-- start Extracted entries --

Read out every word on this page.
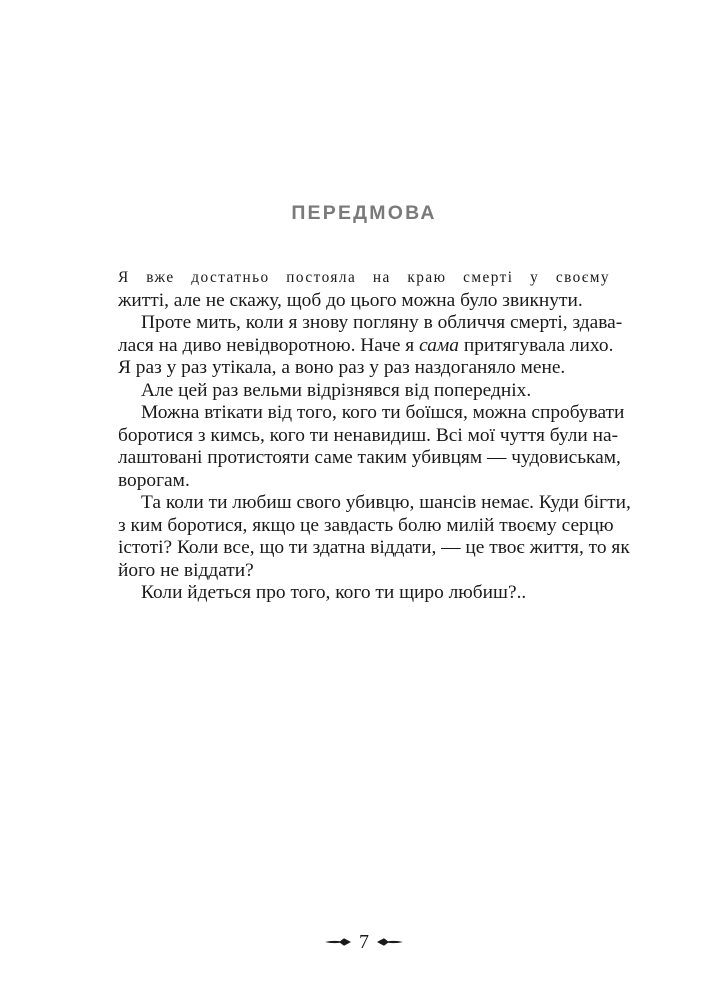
ПЕРЕДМОВА
Я вже достатньо постояла на краю смерті у своєму
житті, але не скажу, щоб до цього можна було звикнути.
Проте мить, коли я знову погляну в обличчя смерті, здава-
лася на диво невідворотною. Наче я сама притягувала лихо.
Я раз у раз утікала, а воно раз у раз наздоганяло мене.
Але цей раз вельми відрізнявся від попередніх.
Можна втікати від того, кого ти боїшся, можна спробувати
боротися з кимсь, кого ти ненавидиш. Всі мої чуття були на-
лаштовані протистояти саме таким убивцям — чудовиськам,
ворогам.
Та коли ти любиш свого убивцю, шансів немає. Куди бігти,
з ким боротися, якщо це завдасть болю милій твоєму серцю
істоті? Коли все, що ти здатна віддати, — це твоє життя, то як
його не віддати?
Коли йдеться про того, кого ти щиро любиш?..
7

-- end Extracted entries --

■ Problem
Look through the records above and report how many lines hold the word "віддати", giving only the number.

■ Answer
2